** START **
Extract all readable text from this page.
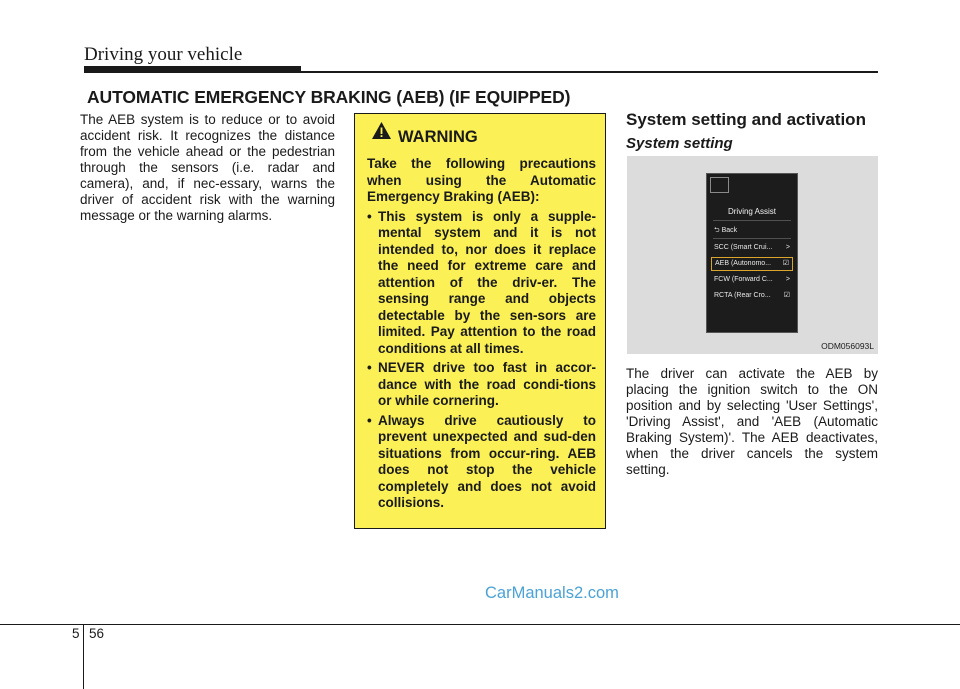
Driving your vehicle
AUTOMATIC EMERGENCY BRAKING (AEB) (IF EQUIPPED)

The AEB system is to reduce or to avoid accident risk. It recognizes the distance from the vehicle ahead or the pedestrian through the sensors (i.e. radar and camera), and, if nec-essary, warns the driver of accident risk with the warning message or the warning alarms.

WARNING

Take the following precautions when using the Automatic Emergency Braking (AEB):

• This system is only a supple-mental system and it is not intended to, nor does it replace the need for extreme care and attention of the driv-er. The sensing range and objects detectable by the sen-sors are limited. Pay attention to the road conditions at all times.
• NEVER drive too fast in accor-dance with the road condi-tions or while cornering.
• Always drive cautiously to prevent unexpected and sud-den situations from occur-ring. AEB does not stop the vehicle completely and does not avoid collisions.
System setting and activation
System setting
Driving Assist
⮌ Back
SCC (Smart Crui... >
AEB (Autonomo... ☑
FCW (Forward C... >
RCTA (Rear Cro... ☑
ODM056093L

The driver can activate the AEB by placing the ignition switch to the ON position and by selecting 'User Settings', 'Driving Assist', and 'AEB (Automatic Braking System)'. The AEB deactivates, when the driver cancels the system setting.

CarManuals2.com
5 56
** END **
Exercise:
Repeat the material above in full and unchanged, minus its images.

Answer:
Extract all readable text from this page.
Driving your vehicle
AUTOMATIC EMERGENCY BRAKING (AEB) (IF EQUIPPED)

The AEB system is to reduce or to avoid accident risk. It recognizes the distance from the vehicle ahead or the pedestrian through the sensors (i.e. radar and camera), and, if nec-essary, warns the driver of accident risk with the warning message or the warning alarms.

WARNING

Take the following precautions when using the Automatic Emergency Braking (AEB):

• This system is only a supple-mental system and it is not intended to, nor does it replace the need for extreme care and attention of the driv-er. The sensing range and objects detectable by the sen-sors are limited. Pay attention to the road conditions at all times.
• NEVER drive too fast in accor-dance with the road condi-tions or while cornering.
• Always drive cautiously to prevent unexpected and sud-den situations from occur-ring. AEB does not stop the vehicle completely and does not avoid collisions.
System setting and activation
System setting
Driving Assist
⮌ Back
SCC (Smart Crui... >
AEB (Autonomo... ☑
FCW (Forward C... >
RCTA (Rear Cro... ☑
ODM056093L

The driver can activate the AEB by placing the ignition switch to the ON position and by selecting 'User Settings', 'Driving Assist', and 'AEB (Automatic Braking System)'. The AEB deactivates, when the driver cancels the system setting.

CarManuals2.com
5 56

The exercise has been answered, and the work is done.